* INSTRUCTION 1: From the passage on ceramic preforms, output everything from "Since ceramic preforms" down to "excessive strain recoveries.", keeping the wording unchanged.
* INSTRUCTION 2:
Answer these questions using the passage on ceramic preforms:
(a) Which polymeric binder is given as an example of one that can be added to the slurry?
(b) What is the pH of the dispersed alumina suspension?
(c) Into which foam is the dispersed alumina suspension infiltrated?
* INSTRUCTION 3:
For each statement, decide whether the passage on ceramic preforms supports it. Answer yes or no and quote the words that settle it.
(a) The dispersed alumina suspension has a pH of 3.
(b) Long chain polymers can provide lubrication between particles as they are pressed together during pressure filtration.
(c) The heat treatment differed from the one used in Example 1.

* EXTRACTED TEXT:

Since ceramic preforms that are made from flocced slurries experience excessive internal damage due to differential strain recovery between the foam and the consolidated ceramic body, it is necessary to explore the possibility of minimizing such damage by added certain chemical agents during processing. One of such methods is to add certain long chain polymers capable of providing lubrication between particles when the particles are being pressed together during pressure filtration. The other method is to add certain polymeric binders, such a polyvinyl alcohol (PVA) to the slurry, such that the polymer form bridges at particle-particle contact regions in the compact and resist excessive strain recoveries.
(a) Instead of using a flocculated suspension (as in Example 1), a dispersed alumina suspension (pH 3) is used for infiltration into Scotfoam soaked with water (pH 3). The procedures for pressure filtration, equilibration and heat treatment were the same as in Example 1.

* LISTING:
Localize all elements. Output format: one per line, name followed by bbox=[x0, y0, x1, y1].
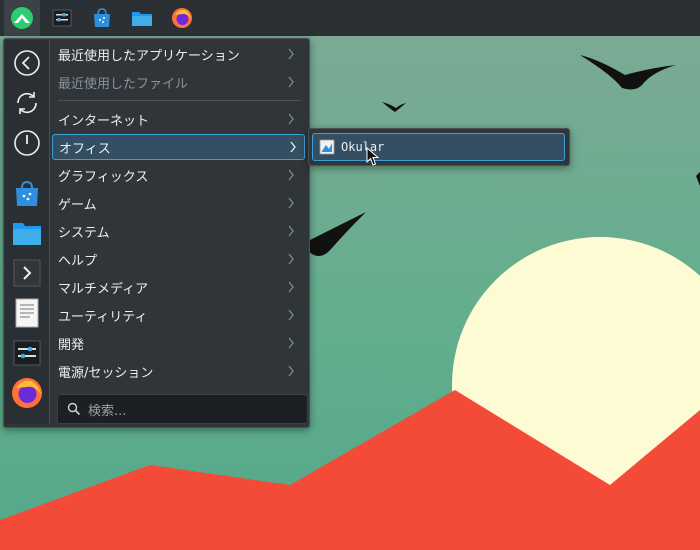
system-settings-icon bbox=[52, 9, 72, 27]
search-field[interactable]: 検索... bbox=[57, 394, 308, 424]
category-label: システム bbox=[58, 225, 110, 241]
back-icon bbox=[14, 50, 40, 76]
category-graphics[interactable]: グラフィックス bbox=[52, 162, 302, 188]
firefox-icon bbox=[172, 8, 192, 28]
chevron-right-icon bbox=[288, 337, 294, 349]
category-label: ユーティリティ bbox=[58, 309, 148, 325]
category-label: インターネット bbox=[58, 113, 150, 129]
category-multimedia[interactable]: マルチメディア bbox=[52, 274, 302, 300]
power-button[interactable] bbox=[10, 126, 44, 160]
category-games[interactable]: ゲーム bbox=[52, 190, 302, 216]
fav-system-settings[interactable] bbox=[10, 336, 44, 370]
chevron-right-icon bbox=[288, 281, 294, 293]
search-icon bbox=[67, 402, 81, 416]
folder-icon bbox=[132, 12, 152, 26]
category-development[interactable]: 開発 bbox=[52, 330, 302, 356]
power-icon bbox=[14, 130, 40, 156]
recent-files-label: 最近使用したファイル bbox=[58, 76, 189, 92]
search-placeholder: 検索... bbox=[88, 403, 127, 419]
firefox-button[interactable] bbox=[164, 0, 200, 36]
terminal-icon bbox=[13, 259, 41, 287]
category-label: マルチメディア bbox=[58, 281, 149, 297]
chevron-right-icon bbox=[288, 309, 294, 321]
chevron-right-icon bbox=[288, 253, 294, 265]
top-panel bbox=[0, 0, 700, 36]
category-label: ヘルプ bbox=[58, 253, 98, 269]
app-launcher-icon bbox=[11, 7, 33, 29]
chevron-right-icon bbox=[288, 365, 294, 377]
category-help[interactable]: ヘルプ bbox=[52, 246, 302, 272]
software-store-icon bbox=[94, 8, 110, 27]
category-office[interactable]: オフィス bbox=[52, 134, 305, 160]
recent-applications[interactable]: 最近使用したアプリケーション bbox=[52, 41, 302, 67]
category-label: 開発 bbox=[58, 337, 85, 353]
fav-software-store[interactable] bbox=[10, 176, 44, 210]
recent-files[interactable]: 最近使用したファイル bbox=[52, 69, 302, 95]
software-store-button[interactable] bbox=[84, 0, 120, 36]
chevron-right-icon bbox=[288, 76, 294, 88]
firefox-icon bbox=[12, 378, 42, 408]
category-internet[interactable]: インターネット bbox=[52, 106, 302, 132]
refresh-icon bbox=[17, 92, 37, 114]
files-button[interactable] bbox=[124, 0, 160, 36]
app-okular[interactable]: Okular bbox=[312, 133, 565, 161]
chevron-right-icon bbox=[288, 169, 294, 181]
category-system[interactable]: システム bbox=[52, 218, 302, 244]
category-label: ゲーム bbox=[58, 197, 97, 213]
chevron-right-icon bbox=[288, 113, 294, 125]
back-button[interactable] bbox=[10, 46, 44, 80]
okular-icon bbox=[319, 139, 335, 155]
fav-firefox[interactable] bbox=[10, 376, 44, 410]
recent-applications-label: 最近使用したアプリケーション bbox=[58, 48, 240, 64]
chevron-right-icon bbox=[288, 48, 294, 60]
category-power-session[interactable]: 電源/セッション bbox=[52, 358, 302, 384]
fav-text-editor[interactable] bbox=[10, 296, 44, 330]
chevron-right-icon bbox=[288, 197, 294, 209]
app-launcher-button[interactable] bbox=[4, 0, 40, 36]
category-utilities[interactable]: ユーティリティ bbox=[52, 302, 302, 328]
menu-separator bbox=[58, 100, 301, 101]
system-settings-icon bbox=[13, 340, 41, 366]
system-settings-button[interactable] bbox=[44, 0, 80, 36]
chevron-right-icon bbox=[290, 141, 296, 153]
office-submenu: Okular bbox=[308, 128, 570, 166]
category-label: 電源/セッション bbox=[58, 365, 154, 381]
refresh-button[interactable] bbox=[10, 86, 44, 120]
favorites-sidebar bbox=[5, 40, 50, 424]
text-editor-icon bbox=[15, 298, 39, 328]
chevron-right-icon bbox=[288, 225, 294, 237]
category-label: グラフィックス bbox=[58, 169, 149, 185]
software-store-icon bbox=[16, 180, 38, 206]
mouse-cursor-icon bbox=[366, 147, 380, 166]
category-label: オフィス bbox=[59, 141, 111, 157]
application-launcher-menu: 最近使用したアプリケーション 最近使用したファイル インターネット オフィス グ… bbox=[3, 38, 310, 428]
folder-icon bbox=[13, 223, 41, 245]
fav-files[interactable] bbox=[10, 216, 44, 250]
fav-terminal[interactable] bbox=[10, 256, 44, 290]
---
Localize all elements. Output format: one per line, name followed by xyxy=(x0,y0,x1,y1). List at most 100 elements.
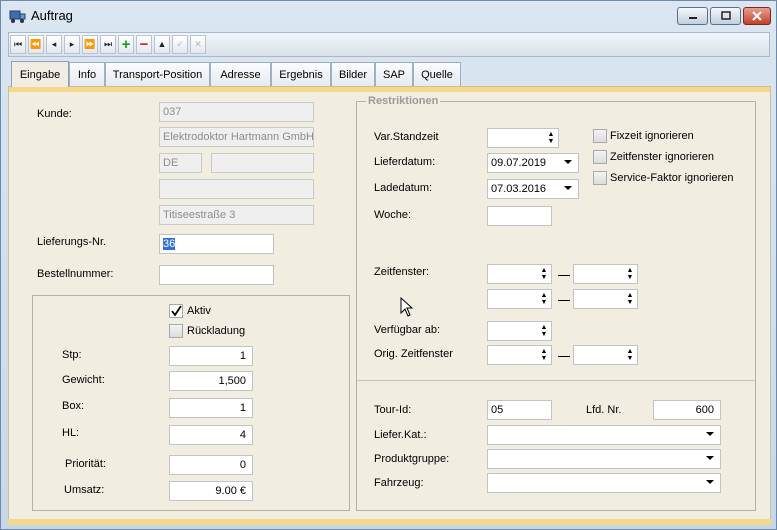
...
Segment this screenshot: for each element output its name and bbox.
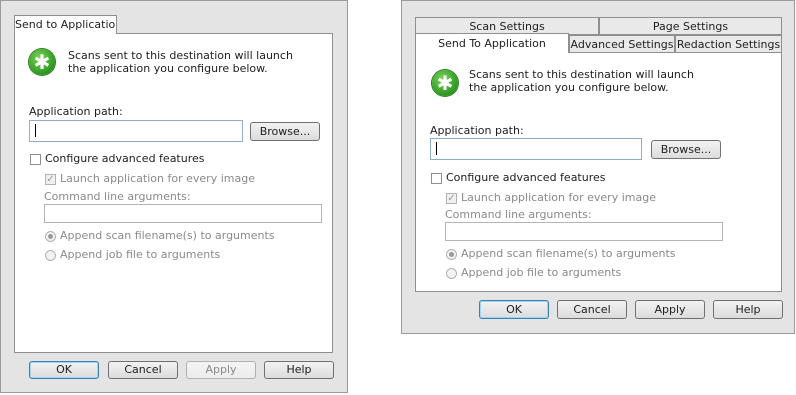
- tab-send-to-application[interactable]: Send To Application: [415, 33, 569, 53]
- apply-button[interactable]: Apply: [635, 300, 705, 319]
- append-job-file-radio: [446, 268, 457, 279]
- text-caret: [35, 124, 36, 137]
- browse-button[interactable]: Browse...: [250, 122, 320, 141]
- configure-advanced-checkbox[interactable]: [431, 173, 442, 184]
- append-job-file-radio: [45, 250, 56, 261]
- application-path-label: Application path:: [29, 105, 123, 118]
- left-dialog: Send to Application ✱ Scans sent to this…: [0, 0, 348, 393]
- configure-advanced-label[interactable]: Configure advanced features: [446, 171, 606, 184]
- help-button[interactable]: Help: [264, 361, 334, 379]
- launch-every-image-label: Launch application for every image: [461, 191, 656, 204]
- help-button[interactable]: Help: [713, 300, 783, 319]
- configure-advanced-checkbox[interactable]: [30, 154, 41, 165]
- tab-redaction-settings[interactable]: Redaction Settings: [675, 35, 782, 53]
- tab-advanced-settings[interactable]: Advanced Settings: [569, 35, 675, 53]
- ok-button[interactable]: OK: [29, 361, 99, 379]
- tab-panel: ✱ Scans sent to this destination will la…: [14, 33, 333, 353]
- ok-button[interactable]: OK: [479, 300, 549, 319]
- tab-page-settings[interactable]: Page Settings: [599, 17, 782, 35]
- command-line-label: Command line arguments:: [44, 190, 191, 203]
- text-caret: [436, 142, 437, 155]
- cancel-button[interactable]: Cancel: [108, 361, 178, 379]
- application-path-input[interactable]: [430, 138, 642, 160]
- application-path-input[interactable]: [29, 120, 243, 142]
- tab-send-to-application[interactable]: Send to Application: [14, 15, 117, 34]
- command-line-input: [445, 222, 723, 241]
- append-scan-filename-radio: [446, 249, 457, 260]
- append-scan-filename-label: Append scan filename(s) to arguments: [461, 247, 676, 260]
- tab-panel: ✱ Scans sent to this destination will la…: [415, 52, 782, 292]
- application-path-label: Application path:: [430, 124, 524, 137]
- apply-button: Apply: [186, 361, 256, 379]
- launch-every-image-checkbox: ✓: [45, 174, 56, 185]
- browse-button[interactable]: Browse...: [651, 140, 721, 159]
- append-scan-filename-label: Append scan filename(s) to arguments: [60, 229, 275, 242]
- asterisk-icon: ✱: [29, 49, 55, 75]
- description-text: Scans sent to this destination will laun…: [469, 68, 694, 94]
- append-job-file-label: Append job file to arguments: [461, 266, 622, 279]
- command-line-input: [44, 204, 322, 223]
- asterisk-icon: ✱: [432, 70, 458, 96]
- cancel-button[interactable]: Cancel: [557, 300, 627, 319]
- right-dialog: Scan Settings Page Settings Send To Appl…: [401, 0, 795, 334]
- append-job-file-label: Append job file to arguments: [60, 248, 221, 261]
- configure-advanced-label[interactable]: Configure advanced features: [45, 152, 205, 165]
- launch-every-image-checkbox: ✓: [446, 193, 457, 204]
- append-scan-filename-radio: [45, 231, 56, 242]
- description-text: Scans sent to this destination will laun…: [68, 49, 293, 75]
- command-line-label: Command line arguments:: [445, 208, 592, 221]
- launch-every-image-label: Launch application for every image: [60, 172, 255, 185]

* EXERCISE RESULT 1:
Since ceramic preforms that are made from flocced slurries experience excessive internal damage due to differential strain recovery between the foam and the consolidated ceramic body, it is necessary to explore the possibility of minimizing such damage by added certain chemical agents during processing. One of such methods is to add certain long chain polymers capable of providing lubrication between particles when the particles are being pressed together during pressure filtration. The other method is to add certain polymeric binders, such a polyvinyl alcohol (PVA) to the slurry, such that the polymer form bridges at particle-particle contact regions in the compact and resist excessive strain recoveries.

* EXERCISE RESULT 2:
(a) Polyvinyl alcohol (PVA).
(b) pH 3.
(c) Scotfoam soaked with water (pH 3).

* EXERCISE RESULT 3:
(a) Yes: "a dispersed alumina suspension (pH 3) is used for infiltration"
(b) Yes: "certain long chain polymers capable of providing lubrication between particles when the particles are being pressed together during pressure filtration"
(c) No: "The procedures for pressure filtration, equilibration and heat treatment were the same as in Example 1."